#### EXERCISE INSTRUCTIONS
Skip the pictures. Copy all the rest of the records down exactly.

[Stored data]
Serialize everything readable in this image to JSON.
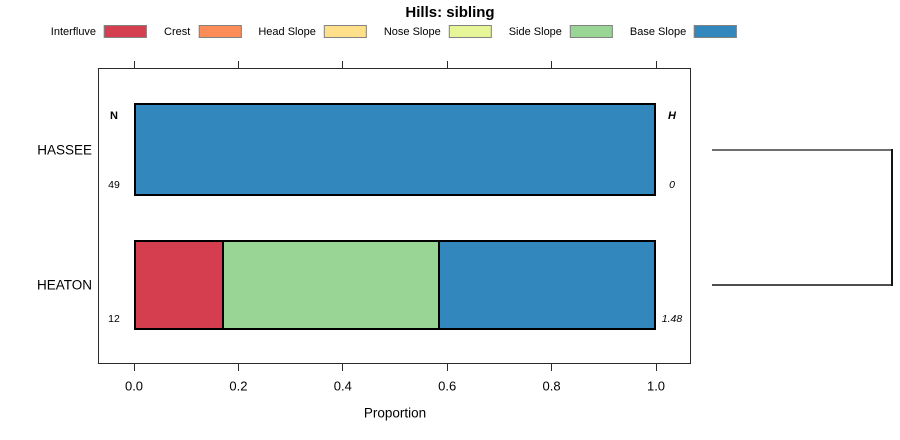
{
  "chart_data": {
    "type": "bar",
    "orientation": "horizontal-stacked",
    "title": "Hills: sibling",
    "xlabel": "Proportion",
    "xlim": [
      0,
      1
    ],
    "xticks": [
      "0.0",
      "0.2",
      "0.4",
      "0.6",
      "0.8",
      "1.0"
    ],
    "grid": false,
    "legend_position": "top",
    "legend": [
      {
        "label": "Interfluve",
        "color": "#d53e4f"
      },
      {
        "label": "Crest",
        "color": "#fc8d59"
      },
      {
        "label": "Head Slope",
        "color": "#fee08b"
      },
      {
        "label": "Nose Slope",
        "color": "#e6f598"
      },
      {
        "label": "Side Slope",
        "color": "#99d594"
      },
      {
        "label": "Base Slope",
        "color": "#3288bd"
      }
    ],
    "column_headers": {
      "left": "N",
      "right": "H"
    },
    "rows": [
      {
        "label": "HASSEE",
        "n": "49",
        "entropy": "0",
        "segments": [
          {
            "category": "Base Slope",
            "proportion": 1.0
          }
        ]
      },
      {
        "label": "HEATON",
        "n": "12",
        "entropy": "1.48",
        "segments": [
          {
            "category": "Interfluve",
            "proportion": 0.1667
          },
          {
            "category": "Side Slope",
            "proportion": 0.4167
          },
          {
            "category": "Base Slope",
            "proportion": 0.4167
          }
        ]
      }
    ],
    "linked_rows": [
      "HASSEE",
      "HEATON"
    ]
  }
}
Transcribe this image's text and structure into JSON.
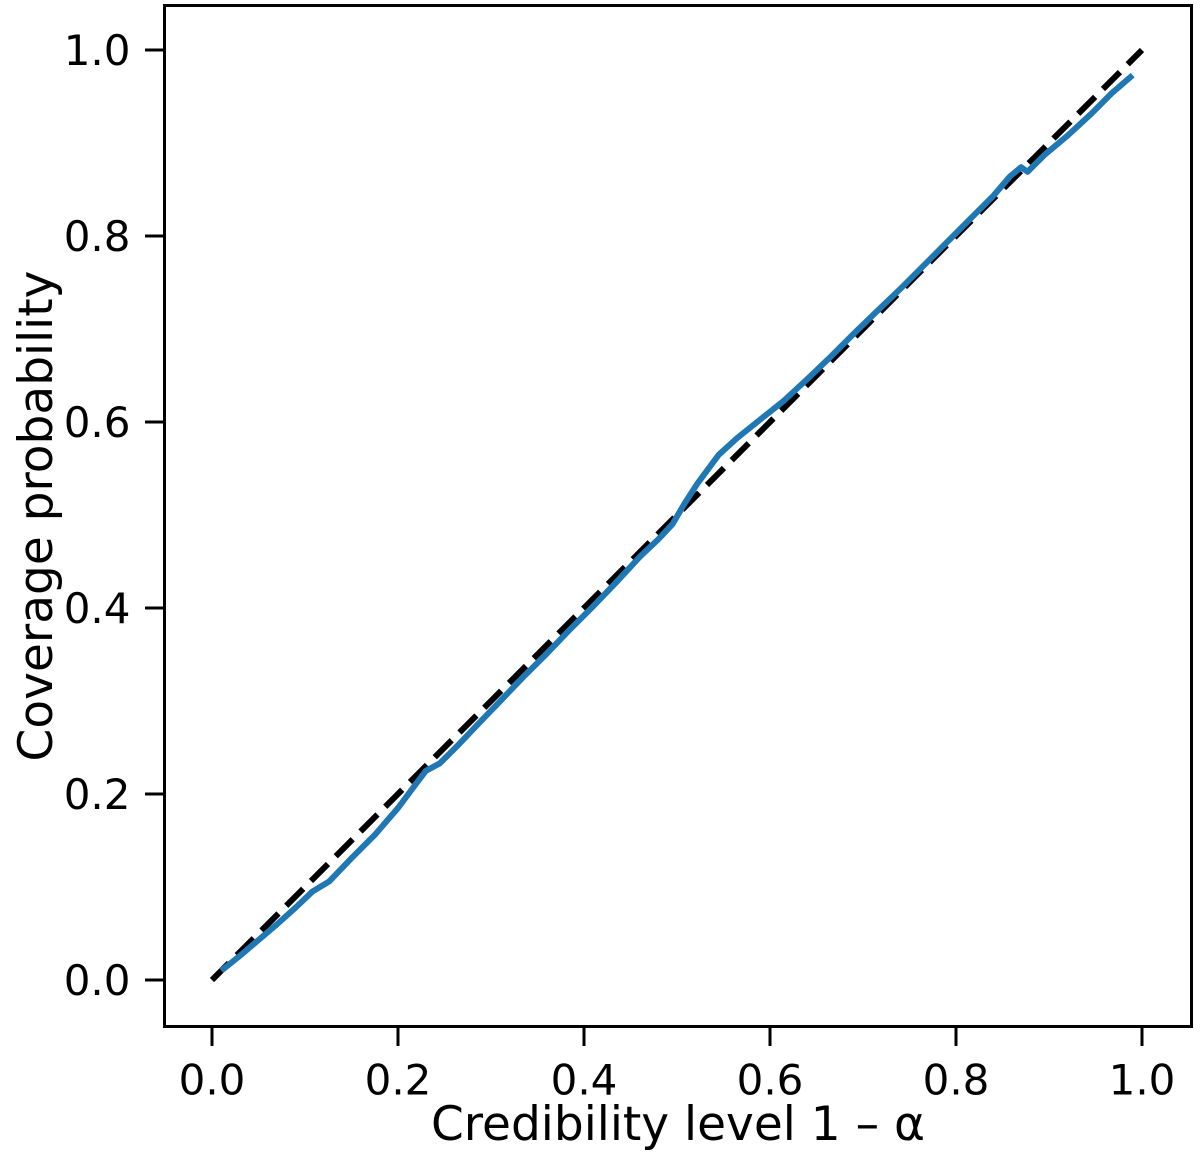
{
  "figure": {
    "background": "#ffffff",
    "axis_color": "#000000",
    "text_color": "#000000"
  },
  "chart_data": {
    "type": "line",
    "title": "",
    "xlabel": "Credibility level 1 – α",
    "ylabel": "Coverage probability",
    "xlim": [
      0.0,
      1.0
    ],
    "ylim": [
      0.0,
      1.0
    ],
    "grid": false,
    "legend": "none",
    "xticks": [
      {
        "value": 0.0,
        "label": "0.0"
      },
      {
        "value": 0.2,
        "label": "0.2"
      },
      {
        "value": 0.4,
        "label": "0.4"
      },
      {
        "value": 0.6,
        "label": "0.6"
      },
      {
        "value": 0.8,
        "label": "0.8"
      },
      {
        "value": 1.0,
        "label": "1.0"
      }
    ],
    "yticks": [
      {
        "value": 0.0,
        "label": "0.0"
      },
      {
        "value": 0.2,
        "label": "0.2"
      },
      {
        "value": 0.4,
        "label": "0.4"
      },
      {
        "value": 0.6,
        "label": "0.6"
      },
      {
        "value": 0.8,
        "label": "0.8"
      },
      {
        "value": 1.0,
        "label": "1.0"
      }
    ],
    "series": [
      {
        "name": "ideal-calibration-diagonal",
        "style": "dashed",
        "color": "#000000",
        "x": [
          0.0,
          1.0
        ],
        "y": [
          0.0,
          1.0
        ]
      },
      {
        "name": "empirical-coverage",
        "style": "solid",
        "color": "#1f77b4",
        "x": [
          0.01,
          0.03,
          0.05,
          0.07,
          0.09,
          0.108,
          0.126,
          0.15,
          0.175,
          0.2,
          0.218,
          0.23,
          0.245,
          0.265,
          0.285,
          0.31,
          0.335,
          0.36,
          0.385,
          0.41,
          0.435,
          0.46,
          0.48,
          0.495,
          0.508,
          0.522,
          0.545,
          0.565,
          0.59,
          0.615,
          0.64,
          0.665,
          0.69,
          0.715,
          0.74,
          0.765,
          0.79,
          0.815,
          0.84,
          0.858,
          0.87,
          0.877,
          0.895,
          0.92,
          0.945,
          0.968,
          0.99
        ],
        "y": [
          0.01,
          0.026,
          0.043,
          0.06,
          0.078,
          0.095,
          0.106,
          0.131,
          0.156,
          0.185,
          0.209,
          0.225,
          0.233,
          0.253,
          0.274,
          0.3,
          0.326,
          0.351,
          0.377,
          0.402,
          0.428,
          0.455,
          0.474,
          0.49,
          0.512,
          0.534,
          0.565,
          0.583,
          0.603,
          0.623,
          0.646,
          0.67,
          0.695,
          0.719,
          0.743,
          0.768,
          0.793,
          0.818,
          0.843,
          0.864,
          0.874,
          0.869,
          0.887,
          0.908,
          0.931,
          0.954,
          0.973
        ]
      }
    ]
  }
}
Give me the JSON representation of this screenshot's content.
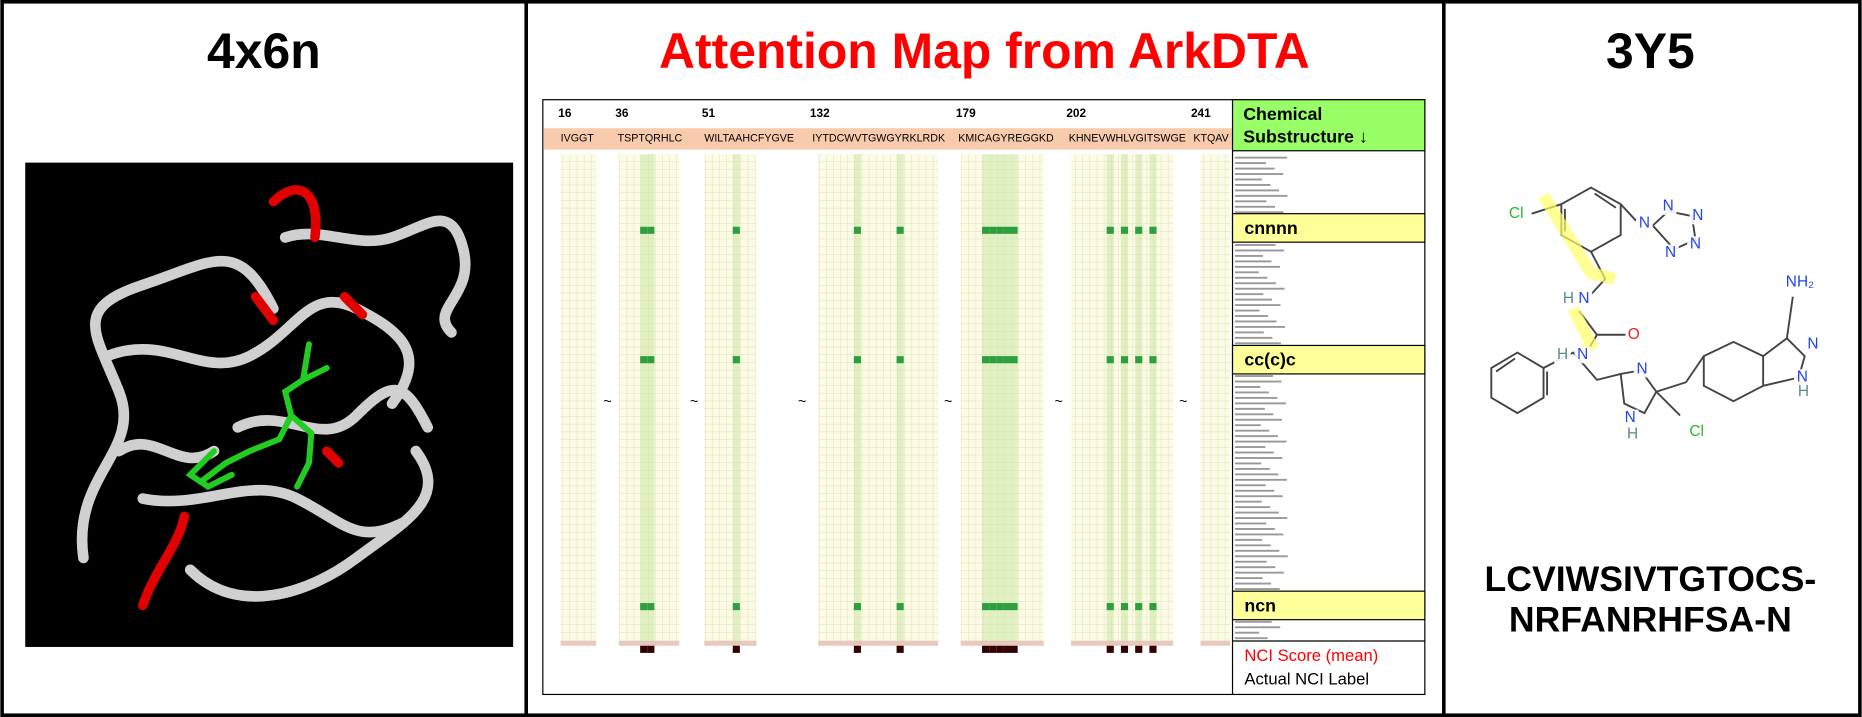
{
  "panels": {
    "left": {
      "title": "4x6n"
    },
    "middle": {
      "title": "Attention Map from ArkDTA",
      "positions": [
        16,
        36,
        51,
        132,
        179,
        202,
        241
      ],
      "segments": [
        "IVGGT",
        "TSPTQRHLC",
        "WILTAAHCFYGVE",
        "IYTDCWVTGWGYRKLRDK",
        "KMICAGYREGGKD",
        "KHNEVWHLVGITSWGE",
        "KTQAV"
      ],
      "separator": "~",
      "header": [
        "Chemical",
        "Substructure ↓"
      ],
      "substructures": [
        "cnnnn",
        "cc(c)c",
        "ncn"
      ],
      "legend": [
        "NCI Score (mean)",
        "Actual NCI Label"
      ]
    },
    "right": {
      "title": "3Y5",
      "sequence": [
        "LCVIWSIVTGTOCS-",
        "NRFANRHFSA-N"
      ],
      "atoms": [
        "Cl",
        "N",
        "N",
        "N",
        "N",
        "N",
        "H",
        "N",
        "O",
        "H",
        "N",
        "NH₂",
        "N",
        "N",
        "H",
        "N",
        "N",
        "H",
        "Cl"
      ]
    }
  }
}
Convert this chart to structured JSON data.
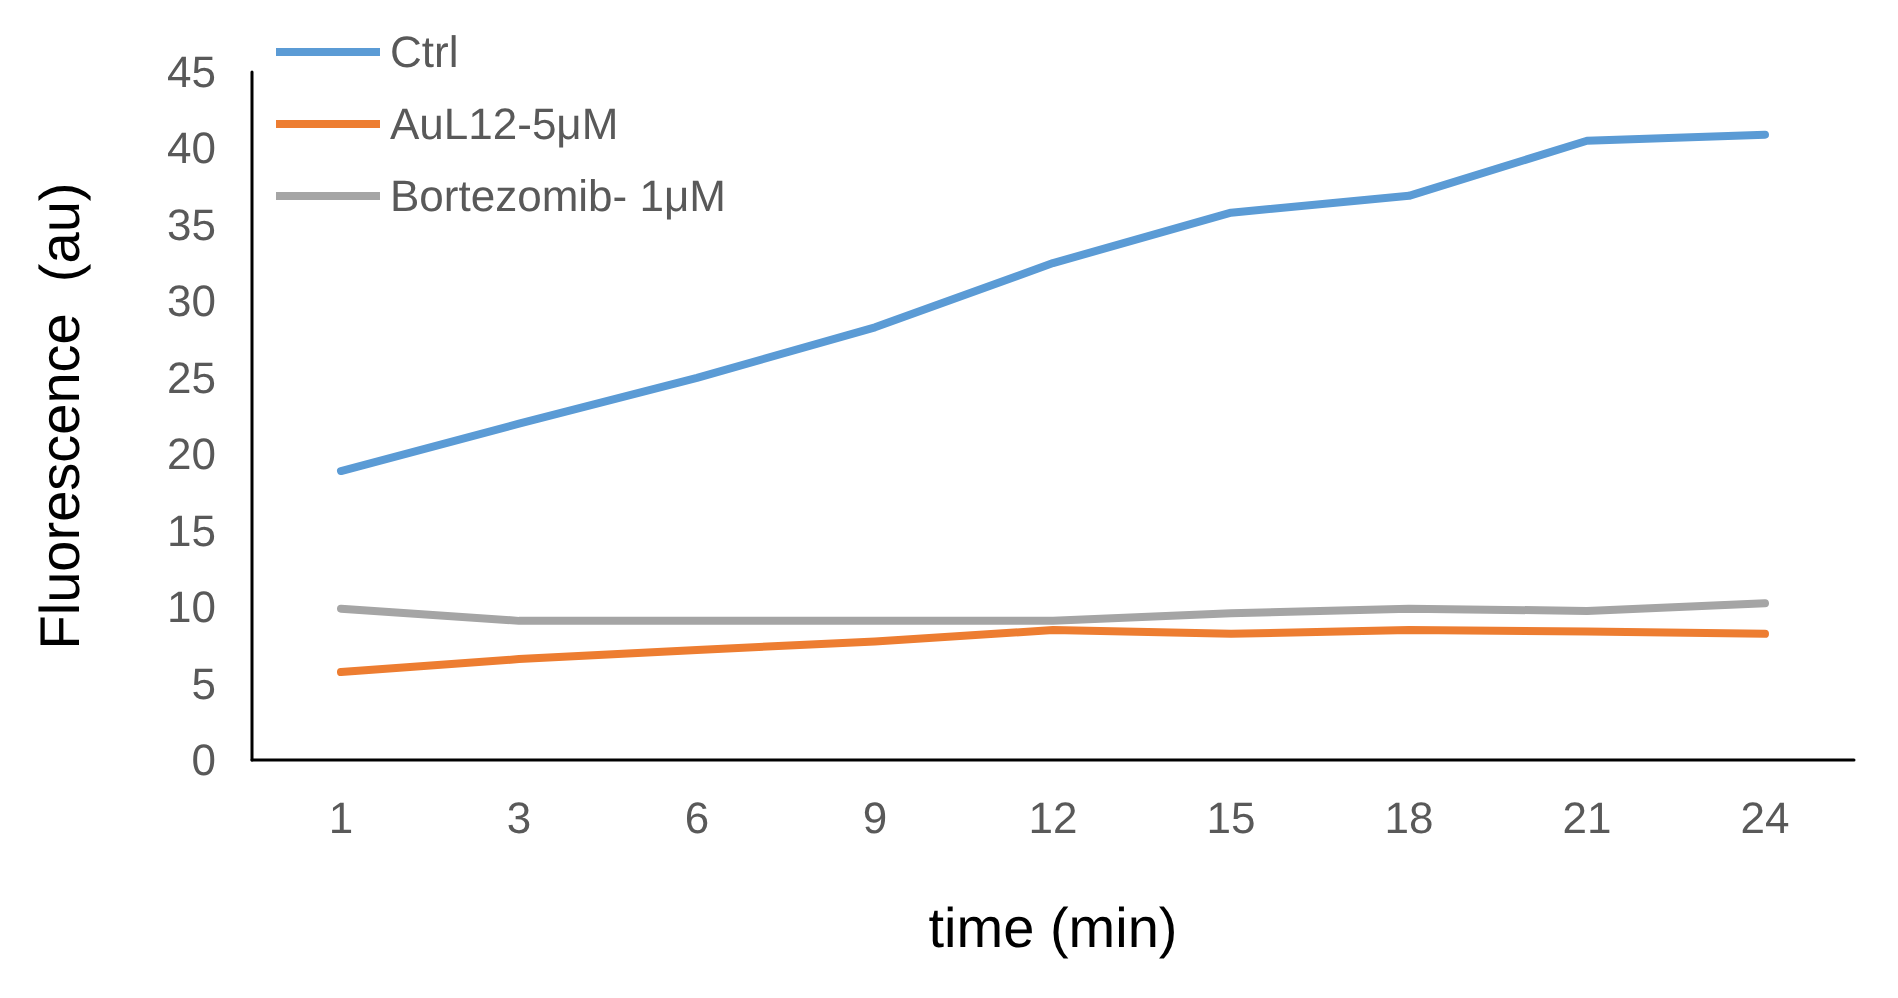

#### TASK OUTPUT
Serialize everything readable in this image to JSON.
{
  "chart_data": {
    "type": "bar",
    "orientation": "horizontal-stacked",
    "title": "Hills: sibling",
    "xlabel": "Proportion",
    "xlim": [
      0,
      1
    ],
    "xticks": [
      "0.0",
      "0.2",
      "0.4",
      "0.6",
      "0.8",
      "1.0"
    ],
    "grid": false,
    "legend_position": "top",
    "legend": [
      {
        "label": "Interfluve",
        "color": "#d53e4f"
      },
      {
        "label": "Crest",
        "color": "#fc8d59"
      },
      {
        "label": "Head Slope",
        "color": "#fee08b"
      },
      {
        "label": "Nose Slope",
        "color": "#e6f598"
      },
      {
        "label": "Side Slope",
        "color": "#99d594"
      },
      {
        "label": "Base Slope",
        "color": "#3288bd"
      }
    ],
    "column_headers": {
      "left": "N",
      "right": "H"
    },
    "rows": [
      {
        "label": "HASSEE",
        "n": "49",
        "entropy": "0",
        "segments": [
          {
            "category": "Base Slope",
            "proportion": 1.0
          }
        ]
      },
      {
        "label": "HEATON",
        "n": "12",
        "entropy": "1.48",
        "segments": [
          {
            "category": "Interfluve",
            "proportion": 0.1667
          },
          {
            "category": "Side Slope",
            "proportion": 0.4167
          },
          {
            "category": "Base Slope",
            "proportion": 0.4167
          }
        ]
      }
    ],
    "linked_rows": [
      "HASSEE",
      "HEATON"
    ]
  }
}
Transcribe this image's text and structure into JSON.
{
  "figure": {
    "background": "#ffffff",
    "axis_color": "#000000",
    "text_color": "#000000"
  },
  "chart_data": {
    "type": "line",
    "title": "",
    "xlabel": "Credibility level 1 – α",
    "ylabel": "Coverage probability",
    "xlim": [
      0.0,
      1.0
    ],
    "ylim": [
      0.0,
      1.0
    ],
    "grid": false,
    "legend": "none",
    "xticks": [
      {
        "value": 0.0,
        "label": "0.0"
      },
      {
        "value": 0.2,
        "label": "0.2"
      },
      {
        "value": 0.4,
        "label": "0.4"
      },
      {
        "value": 0.6,
        "label": "0.6"
      },
      {
        "value": 0.8,
        "label": "0.8"
      },
      {
        "value": 1.0,
        "label": "1.0"
      }
    ],
    "yticks": [
      {
        "value": 0.0,
        "label": "0.0"
      },
      {
        "value": 0.2,
        "label": "0.2"
      },
      {
        "value": 0.4,
        "label": "0.4"
      },
      {
        "value": 0.6,
        "label": "0.6"
      },
      {
        "value": 0.8,
        "label": "0.8"
      },
      {
        "value": 1.0,
        "label": "1.0"
      }
    ],
    "series": [
      {
        "name": "ideal-calibration-diagonal",
        "style": "dashed",
        "color": "#000000",
        "x": [
          0.0,
          1.0
        ],
        "y": [
          0.0,
          1.0
        ]
      },
      {
        "name": "empirical-coverage",
        "style": "solid",
        "color": "#1f77b4",
        "x": [
          0.01,
          0.03,
          0.05,
          0.07,
          0.09,
          0.108,
          0.126,
          0.15,
          0.175,
          0.2,
          0.218,
          0.23,
          0.245,
          0.265,
          0.285,
          0.31,
          0.335,
          0.36,
          0.385,
          0.41,
          0.435,
          0.46,
          0.48,
          0.495,
          0.508,
          0.522,
          0.545,
          0.565,
          0.59,
          0.615,
          0.64,
          0.665,
          0.69,
          0.715,
          0.74,
          0.765,
          0.79,
          0.815,
          0.84,
          0.858,
          0.87,
          0.877,
          0.895,
          0.92,
          0.945,
          0.968,
          0.99
        ],
        "y": [
          0.01,
          0.026,
          0.043,
          0.06,
          0.078,
          0.095,
          0.106,
          0.131,
          0.156,
          0.185,
          0.209,
          0.225,
          0.233,
          0.253,
          0.274,
          0.3,
          0.326,
          0.351,
          0.377,
          0.402,
          0.428,
          0.455,
          0.474,
          0.49,
          0.512,
          0.534,
          0.565,
          0.583,
          0.603,
          0.623,
          0.646,
          0.67,
          0.695,
          0.719,
          0.743,
          0.768,
          0.793,
          0.818,
          0.843,
          0.864,
          0.874,
          0.869,
          0.887,
          0.908,
          0.931,
          0.954,
          0.973
        ]
      }
    ]
  }
}
Give me the JSON representation of this screenshot's content.
{
  "panels": {
    "left": {
      "title": "4x6n"
    },
    "middle": {
      "title": "Attention Map from ArkDTA",
      "positions": [
        16,
        36,
        51,
        132,
        179,
        202,
        241
      ],
      "segments": [
        "IVGGT",
        "TSPTQRHLC",
        "WILTAAHCFYGVE",
        "IYTDCWVTGWGYRKLRDK",
        "KMICAGYREGGKD",
        "KHNEVWHLVGITSWGE",
        "KTQAV"
      ],
      "separator": "~",
      "header": [
        "Chemical",
        "Substructure ↓"
      ],
      "substructures": [
        "cnnnn",
        "cc(c)c",
        "ncn"
      ],
      "legend": [
        "NCI Score (mean)",
        "Actual NCI Label"
      ]
    },
    "right": {
      "title": "3Y5",
      "sequence": [
        "LCVIWSIVTGTOCS-",
        "NRFANRHFSA-N"
      ],
      "atoms": [
        "Cl",
        "N",
        "N",
        "N",
        "N",
        "N",
        "H",
        "N",
        "O",
        "H",
        "N",
        "NH₂",
        "N",
        "N",
        "H",
        "N",
        "N",
        "H",
        "Cl"
      ]
    }
  }
}
Convert this chart to structured JSON data.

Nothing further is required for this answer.